**Written problem:** Restate every line of the material, word for word.

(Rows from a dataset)
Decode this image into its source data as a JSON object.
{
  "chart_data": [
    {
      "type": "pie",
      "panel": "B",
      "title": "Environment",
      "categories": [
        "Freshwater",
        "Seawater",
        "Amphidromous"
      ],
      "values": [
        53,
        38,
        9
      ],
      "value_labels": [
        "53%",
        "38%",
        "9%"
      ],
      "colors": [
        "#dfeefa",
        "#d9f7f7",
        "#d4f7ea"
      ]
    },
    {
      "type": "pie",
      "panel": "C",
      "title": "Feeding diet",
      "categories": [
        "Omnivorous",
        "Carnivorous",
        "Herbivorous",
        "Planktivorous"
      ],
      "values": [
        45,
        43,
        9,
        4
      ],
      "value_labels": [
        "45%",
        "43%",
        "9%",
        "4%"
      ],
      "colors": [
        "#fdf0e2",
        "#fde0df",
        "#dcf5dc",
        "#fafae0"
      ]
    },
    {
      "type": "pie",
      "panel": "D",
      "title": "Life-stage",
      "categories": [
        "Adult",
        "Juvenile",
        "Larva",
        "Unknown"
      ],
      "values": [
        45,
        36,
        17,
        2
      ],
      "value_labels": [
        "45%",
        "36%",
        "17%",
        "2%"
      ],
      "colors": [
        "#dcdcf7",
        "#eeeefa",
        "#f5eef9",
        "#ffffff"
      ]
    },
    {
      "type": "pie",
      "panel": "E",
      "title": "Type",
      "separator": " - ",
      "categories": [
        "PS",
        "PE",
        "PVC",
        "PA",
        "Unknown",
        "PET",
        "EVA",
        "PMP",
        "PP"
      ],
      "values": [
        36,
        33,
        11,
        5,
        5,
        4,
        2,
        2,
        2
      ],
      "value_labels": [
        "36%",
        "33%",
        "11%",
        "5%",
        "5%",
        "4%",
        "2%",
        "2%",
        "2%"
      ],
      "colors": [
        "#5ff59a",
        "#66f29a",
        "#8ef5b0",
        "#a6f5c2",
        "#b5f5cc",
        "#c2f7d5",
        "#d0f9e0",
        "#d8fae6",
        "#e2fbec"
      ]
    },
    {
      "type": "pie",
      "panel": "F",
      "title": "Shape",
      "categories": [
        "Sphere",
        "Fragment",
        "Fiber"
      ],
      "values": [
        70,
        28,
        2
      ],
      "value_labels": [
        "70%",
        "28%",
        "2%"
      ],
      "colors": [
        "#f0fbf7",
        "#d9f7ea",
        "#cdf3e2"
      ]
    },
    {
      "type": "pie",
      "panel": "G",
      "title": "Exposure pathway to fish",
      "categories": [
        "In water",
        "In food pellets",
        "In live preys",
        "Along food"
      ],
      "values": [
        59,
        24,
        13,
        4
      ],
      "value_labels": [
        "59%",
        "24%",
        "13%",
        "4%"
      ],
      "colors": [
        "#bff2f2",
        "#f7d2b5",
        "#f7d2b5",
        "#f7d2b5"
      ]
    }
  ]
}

**Problem solution:**
Decode this image into its source data as a JSON object.
{
  "chart_data": [
    {
      "type": "pie",
      "panel": "B",
      "title": "Environment",
      "categories": [
        "Freshwater",
        "Seawater",
        "Amphidromous"
      ],
      "values": [
        53,
        38,
        9
      ],
      "value_labels": [
        "53%",
        "38%",
        "9%"
      ],
      "colors": [
        "#dfeefa",
        "#d9f7f7",
        "#d4f7ea"
      ]
    },
    {
      "type": "pie",
      "panel": "C",
      "title": "Feeding diet",
      "categories": [
        "Omnivorous",
        "Carnivorous",
        "Herbivorous",
        "Planktivorous"
      ],
      "values": [
        45,
        43,
        9,
        4
      ],
      "value_labels": [
        "45%",
        "43%",
        "9%",
        "4%"
      ],
      "colors": [
        "#fdf0e2",
        "#fde0df",
        "#dcf5dc",
        "#fafae0"
      ]
    },
    {
      "type": "pie",
      "panel": "D",
      "title": "Life-stage",
      "categories": [
        "Adult",
        "Juvenile",
        "Larva",
        "Unknown"
      ],
      "values": [
        45,
        36,
        17,
        2
      ],
      "value_labels": [
        "45%",
        "36%",
        "17%",
        "2%"
      ],
      "colors": [
        "#dcdcf7",
        "#eeeefa",
        "#f5eef9",
        "#ffffff"
      ]
    },
    {
      "type": "pie",
      "panel": "E",
      "title": "Type",
      "separator": " - ",
      "categories": [
        "PS",
        "PE",
        "PVC",
        "PA",
        "Unknown",
        "PET",
        "EVA",
        "PMP",
        "PP"
      ],
      "values": [
        36,
        33,
        11,
        5,
        5,
        4,
        2,
        2,
        2
      ],
      "value_labels": [
        "36%",
        "33%",
        "11%",
        "5%",
        "5%",
        "4%",
        "2%",
        "2%",
        "2%"
      ],
      "colors": [
        "#5ff59a",
        "#66f29a",
        "#8ef5b0",
        "#a6f5c2",
        "#b5f5cc",
        "#c2f7d5",
        "#d0f9e0",
        "#d8fae6",
        "#e2fbec"
      ]
    },
    {
      "type": "pie",
      "panel": "F",
      "title": "Shape",
      "categories": [
        "Sphere",
        "Fragment",
        "Fiber"
      ],
      "values": [
        70,
        28,
        2
      ],
      "value_labels": [
        "70%",
        "28%",
        "2%"
      ],
      "colors": [
        "#f0fbf7",
        "#d9f7ea",
        "#cdf3e2"
      ]
    },
    {
      "type": "pie",
      "panel": "G",
      "title": "Exposure pathway to fish",
      "categories": [
        "In water",
        "In food pellets",
        "In live preys",
        "Along food"
      ],
      "values": [
        59,
        24,
        13,
        4
      ],
      "value_labels": [
        "59%",
        "24%",
        "13%",
        "4%"
      ],
      "colors": [
        "#bff2f2",
        "#f7d2b5",
        "#f7d2b5",
        "#f7d2b5"
      ]
    }
  ]
}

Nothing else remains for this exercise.